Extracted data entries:
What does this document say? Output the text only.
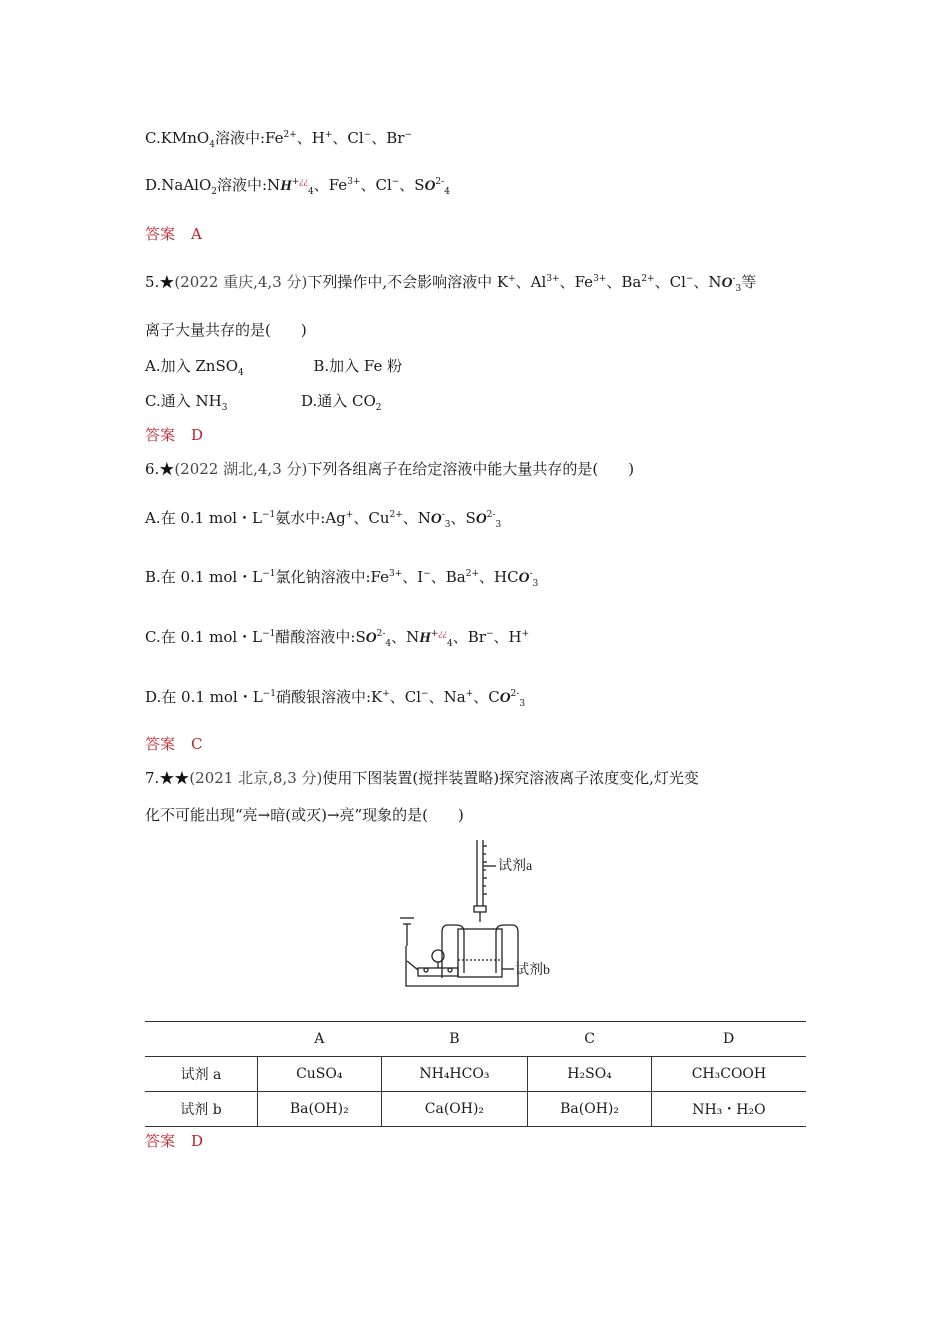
C.KMnO$_4$溶液中$:Fe^{2+}$、H+、Cl−、Br−
D.NaAlO$_2$溶液中$:NH^{+¿¿}_4$、$Fe^{3+}$、Cl−、$SO^{2-}_4$
答案 A
5.★(2022 重庆,4,3 分)下列操作中,不会影响溶液中 K+、$Al^{3+}$、$Fe^{3+}$、$Ba^{2+}$、Cl−、$NO^-_3$等
离子大量共存的是(　　)
A.加入 ZnSO$_4$	B.加入 Fe 粉
C.通入 $NH_3$	D.通入 $CO_2$
答案 D
6.★(2022 湖北,4,3 分)下列各组离子在给定溶液中能大量共存的是(　　)
A.在 0.1 mol・$L^{-1}$氨水中:Ag+、$Cu^{2+}$、$NO^-_3$、$SO^{2-}_3$
B.在 0.1 mol・$L^{-1}$氯化钠溶液中$:Fe^{3+}$、I−、$Ba^{2+}$、$HCO^-_3$
C.在 0.1 mol・$L^{-1}$醋酸溶液中$:SO^{2-}_4$、$NH^{+¿¿}_4$、Br−、H+
D.在 0.1 mol・$L^{-1}$硝酸银溶液中:K+、Cl−、Na+、$CO^{2-}_3$
答案 C
7.★★(2021 北京,8,3 分)使用下图装置(搅拌装置略)探究溶液离子浓度变化,灯光变
化不可能出现“亮→暗(或灭)→亮”现象的是(　　)
试剂a
试剂b
	A	B	C	D
试剂 a	CuSO₄	NH₄HCO₃	H₂SO₄	CH₃COOH
试剂 b	Ba(OH)₂	Ca(OH)₂	Ba(OH)₂	NH₃・H₂O
答案 D
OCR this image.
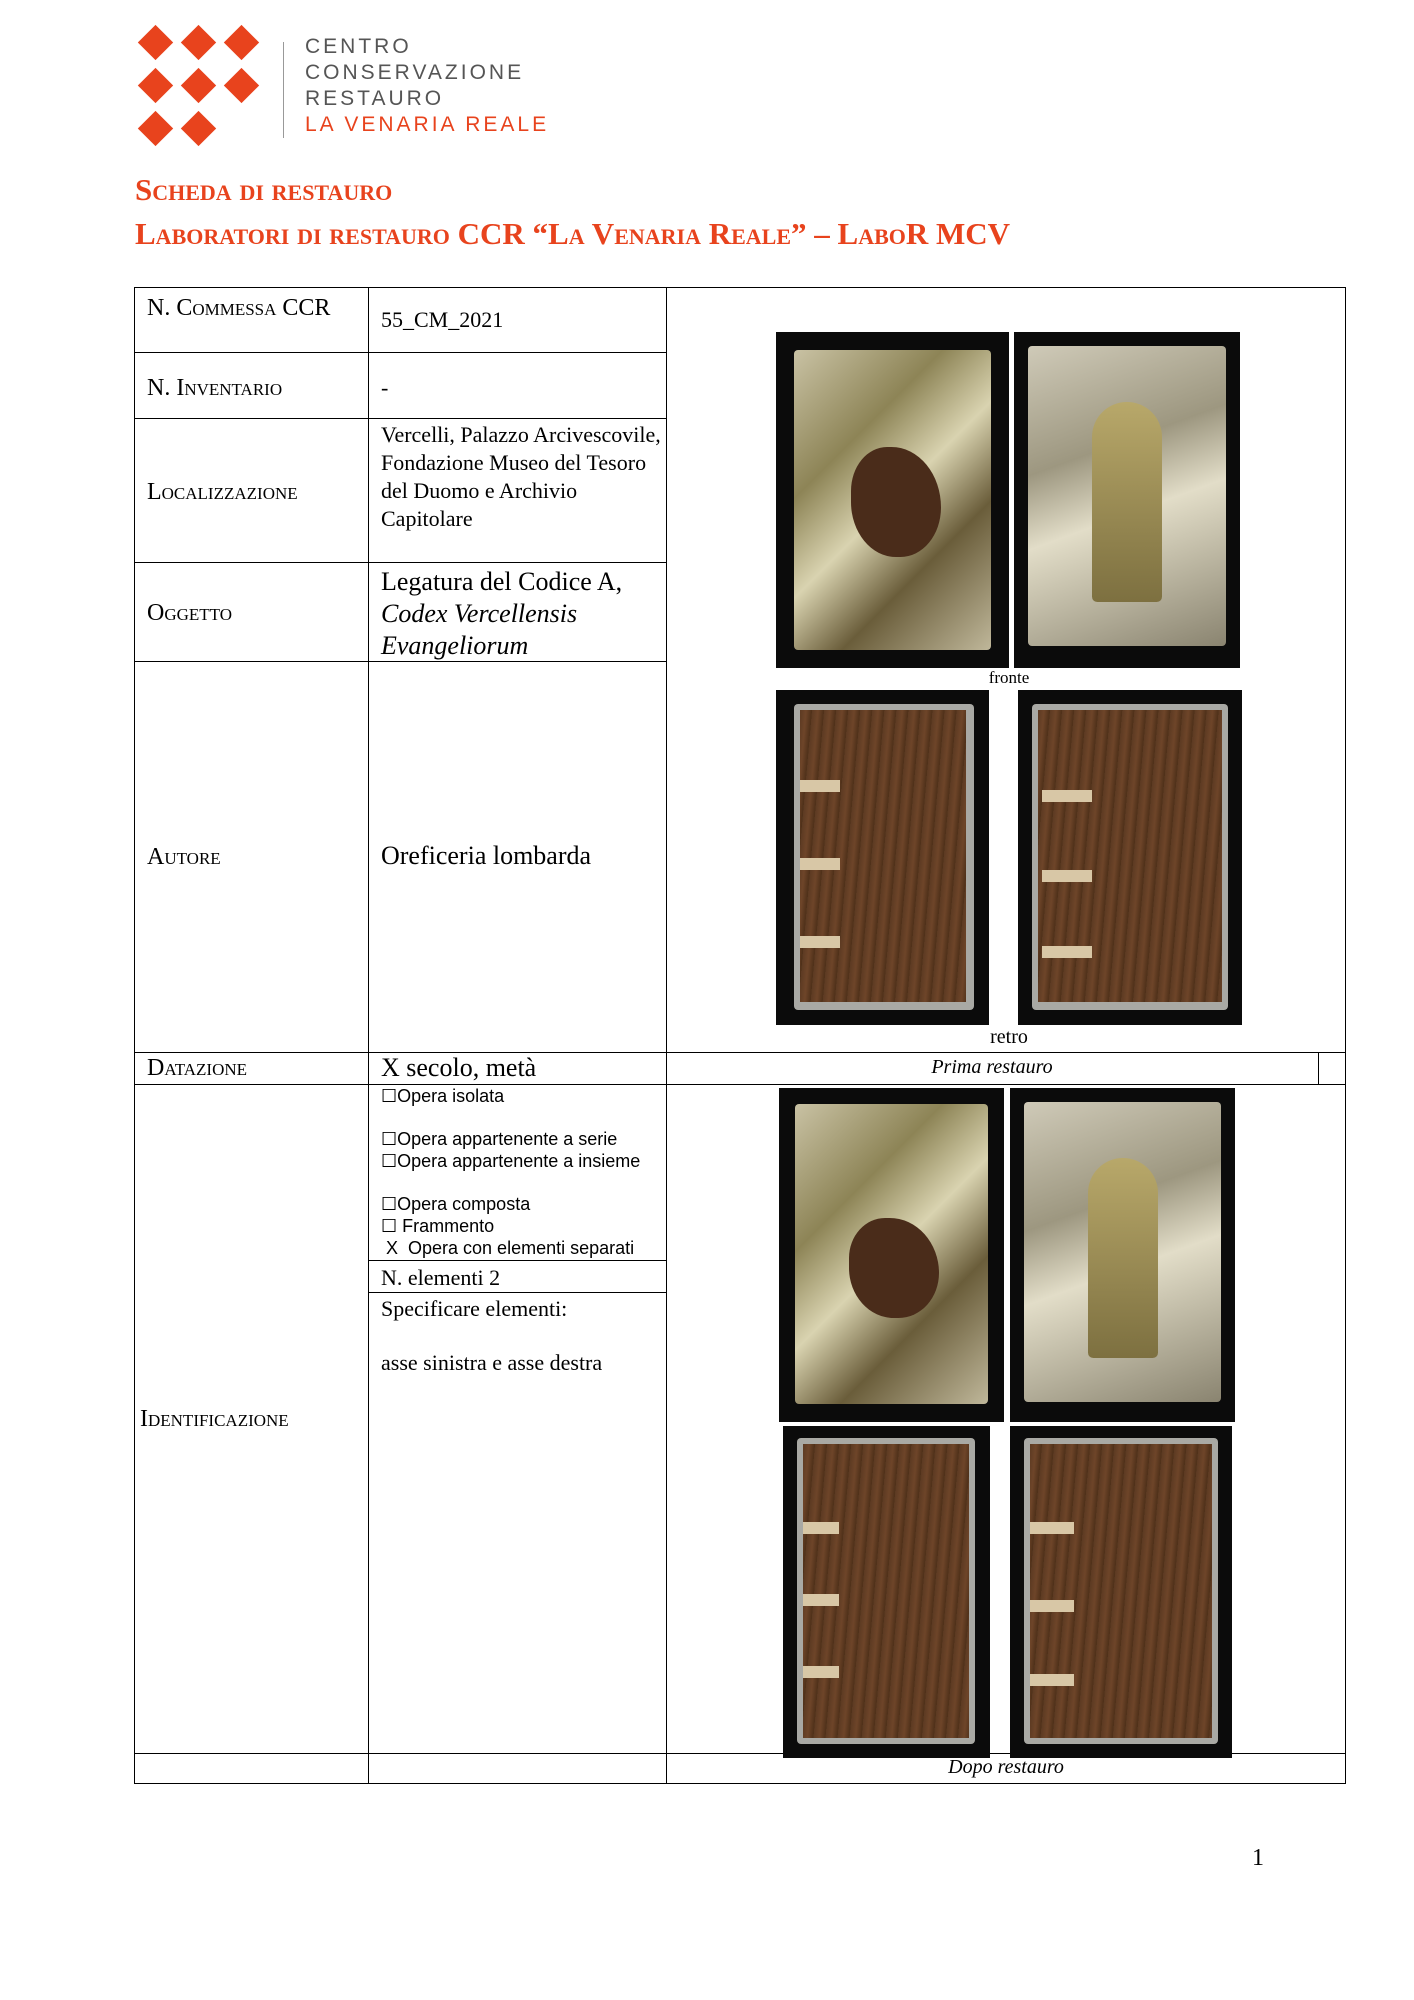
CENTRO
CONSERVAZIONE
RESTAURO
LA VENARIA REALE
Scheda di restauro
Laboratori di restauro CCR “La Venaria Reale” – LaboR MCV
N. Commessa CCR
N. Inventario
Localizzazione
Oggetto
Autore
Datazione
Identificazione
55_CM_2021
-
Vercelli, Palazzo Arcivescovile, Fondazione Museo del Tesoro del Duomo e Archivio Capitolare
Legatura del Codice A,
Codex Vercellensis Evangeliorum
Oreficeria lombarda
X secolo, metà
☐Opera isolata
☐Opera appartenente a serie
☐Opera appartenente a insieme
☐Opera composta
☐ Frammento
X  Opera con elementi separati
N. elementi 2
Specificare elementi:
asse sinistra e asse destra
fronte
retro
Prima restauro
Dopo restauro
1
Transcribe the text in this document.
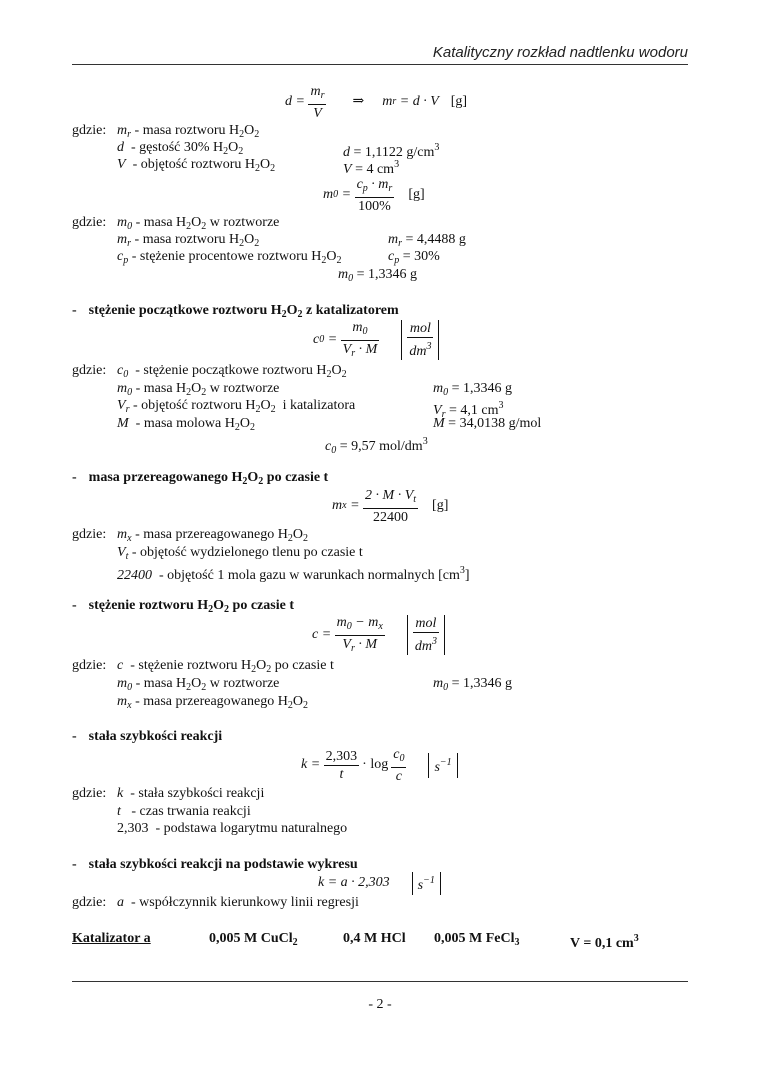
Katalityczny rozkład nadtlenku wodoru
$d = \frac{m_r}{V}$ ⇒ m r
= d · V [g]
gdzie: $m_r$ - masa roztworu $H_2O_2$
d - gęstość 30% $H_2O_2$	d = 1,1122 $g/cm^3$
V - objętość roztworu $H_2O_2$	V = 4 $cm^3$
m $0 = \frac{c_p \cdot m_r}{100\%} [g]$
gdzie: $m_0$ - masa $H_2O_2$ w roztworze
$m_r$ - masa roztworu $H_2O_2$	$m_r = 4,4488$ g
$c_p$ - stężenie procentowe roztworu $H_2O_2$	$c_p = 30\%$
$m_0 = 1,3346$ g
- stężenie początkowe roztworu $H_2O_2$ z katalizatorem
c $0 = \frac{m_0}{V_r \cdot M} \frac{\text{mol}}{dm^3}$
gdzie: $c_0$ - stężenie początkowe roztworu $H_2O_2$
$m_0$ - masa $H_2O_2$ w roztworze	$m_0 = 1,3346$ g
$V_r$ - objętość roztworu $H_2O_2$ i katalizatora	$V_r = 4,1$ $cm^3$
M - masa molowa $H_2O_2$	M = 34,0138 g/mol
$c_0 = 9,57$ mol/$dm^3$
- masa przereagowanego $H_2O_2$ po czasie t
m $x = \frac{2 \cdot M \cdot V_t}{22400} [g]$
gdzie: $m_x$ - masa przereagowanego $H_2O_2$
$V_t$ - objętość wydzielonego tlenu po czasie t
22400 - objętość 1 mola gazu w warunkach normalnych $[cm^3]$
- stężenie roztworu $H_2O_2$ po czasie t
$c = \frac{m_0 - m_x}{V_r \cdot M} \frac{\text{mol}}{dm^3}$
gdzie: c - stężenie roztworu $H_2O_2$ po czasie t
$m_0$ - masa $H_2O_2$ w roztworze	$m_0 = 1,3346$ g
$m_x$ - masa przereagowanego $H_2O_2$
- stała szybkości reakcji
$k = \frac{2,303}{t} \cdot \log \frac{c_0}{c}$	$s^{-1}$
gdzie: k - stała szybkości reakcji
t - czas trwania reakcji
2,303 - podstawa logarytmu naturalnego
- stała szybkości reakcji na podstawie wykresu
k = a · 2,303	$s^{-1}$
gdzie: a - współczynnik kierunkowy linii regresji
Katalizator a	0,005 M CuCl$_2$	0,4 M HCl 0,005 M FeCl$_3$	V = 0,1 $cm^3$
- 2 -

SET EXERCISE -
Identify and copy all lines with the word "początkowe".

SOLUTION FOR THIS TASK -
- stężenie początkowe roztworu $H_2O_2$ z katalizatorem
gdzie: $c_0$ - stężenie początkowe roztworu $H_2O_2$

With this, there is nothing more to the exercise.